# Dataset extract start

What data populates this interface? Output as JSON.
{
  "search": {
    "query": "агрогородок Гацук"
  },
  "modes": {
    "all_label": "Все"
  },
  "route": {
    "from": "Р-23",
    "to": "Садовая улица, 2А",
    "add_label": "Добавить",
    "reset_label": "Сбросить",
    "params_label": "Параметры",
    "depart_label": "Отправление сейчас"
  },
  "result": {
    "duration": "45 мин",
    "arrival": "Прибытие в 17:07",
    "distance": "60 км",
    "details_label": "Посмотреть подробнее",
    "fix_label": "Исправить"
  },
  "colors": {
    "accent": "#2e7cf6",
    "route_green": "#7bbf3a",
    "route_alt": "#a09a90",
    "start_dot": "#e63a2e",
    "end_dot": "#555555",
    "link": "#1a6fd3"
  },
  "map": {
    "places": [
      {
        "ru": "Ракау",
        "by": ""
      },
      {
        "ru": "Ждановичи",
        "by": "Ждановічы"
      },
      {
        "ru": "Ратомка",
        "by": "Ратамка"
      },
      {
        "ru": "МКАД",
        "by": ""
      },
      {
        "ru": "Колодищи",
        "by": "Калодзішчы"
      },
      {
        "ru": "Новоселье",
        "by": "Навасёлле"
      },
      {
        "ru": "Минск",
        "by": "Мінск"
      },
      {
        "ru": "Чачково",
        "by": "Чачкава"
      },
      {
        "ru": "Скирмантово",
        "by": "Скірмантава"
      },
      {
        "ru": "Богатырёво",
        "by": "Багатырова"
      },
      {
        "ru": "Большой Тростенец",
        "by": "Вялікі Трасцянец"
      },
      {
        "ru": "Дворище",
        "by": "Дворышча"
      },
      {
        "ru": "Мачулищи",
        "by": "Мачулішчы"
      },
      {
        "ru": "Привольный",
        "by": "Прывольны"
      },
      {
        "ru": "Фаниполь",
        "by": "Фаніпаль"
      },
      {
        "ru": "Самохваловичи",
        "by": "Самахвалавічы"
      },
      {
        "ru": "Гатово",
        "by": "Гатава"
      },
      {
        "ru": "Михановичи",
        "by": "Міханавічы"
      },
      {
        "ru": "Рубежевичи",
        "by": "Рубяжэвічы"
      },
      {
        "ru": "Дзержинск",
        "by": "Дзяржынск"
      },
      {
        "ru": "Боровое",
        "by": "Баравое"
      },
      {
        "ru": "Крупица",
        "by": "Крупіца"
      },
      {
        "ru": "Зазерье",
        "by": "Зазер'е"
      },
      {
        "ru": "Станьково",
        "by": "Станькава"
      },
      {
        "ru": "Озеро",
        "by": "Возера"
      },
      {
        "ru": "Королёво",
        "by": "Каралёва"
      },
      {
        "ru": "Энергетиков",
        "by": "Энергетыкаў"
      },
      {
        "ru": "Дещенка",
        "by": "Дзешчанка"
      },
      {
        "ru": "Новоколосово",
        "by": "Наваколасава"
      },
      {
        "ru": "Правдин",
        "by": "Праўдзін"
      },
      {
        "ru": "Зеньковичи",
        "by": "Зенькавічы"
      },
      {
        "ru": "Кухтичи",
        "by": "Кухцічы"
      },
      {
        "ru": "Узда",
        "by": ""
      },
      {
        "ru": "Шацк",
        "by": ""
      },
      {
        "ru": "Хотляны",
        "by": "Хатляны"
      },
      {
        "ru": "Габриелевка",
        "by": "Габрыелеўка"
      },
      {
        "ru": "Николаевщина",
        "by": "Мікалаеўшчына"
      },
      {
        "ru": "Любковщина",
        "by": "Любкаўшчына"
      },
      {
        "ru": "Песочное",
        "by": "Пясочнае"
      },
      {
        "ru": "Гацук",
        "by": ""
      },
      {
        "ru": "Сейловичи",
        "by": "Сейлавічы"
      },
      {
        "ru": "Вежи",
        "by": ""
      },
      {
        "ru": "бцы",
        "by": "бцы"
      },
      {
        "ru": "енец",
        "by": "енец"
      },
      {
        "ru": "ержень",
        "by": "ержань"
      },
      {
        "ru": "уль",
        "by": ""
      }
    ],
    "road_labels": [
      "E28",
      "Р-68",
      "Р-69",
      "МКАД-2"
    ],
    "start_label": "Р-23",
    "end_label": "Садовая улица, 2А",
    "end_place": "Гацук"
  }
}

# Dataset extract end

- Task to complete
From the data, collect all lines where the string "улица" appears.

- Result of this exercise
    "to": "Садовая улица, 2А",
    "end_label": "Садовая улица, 2А",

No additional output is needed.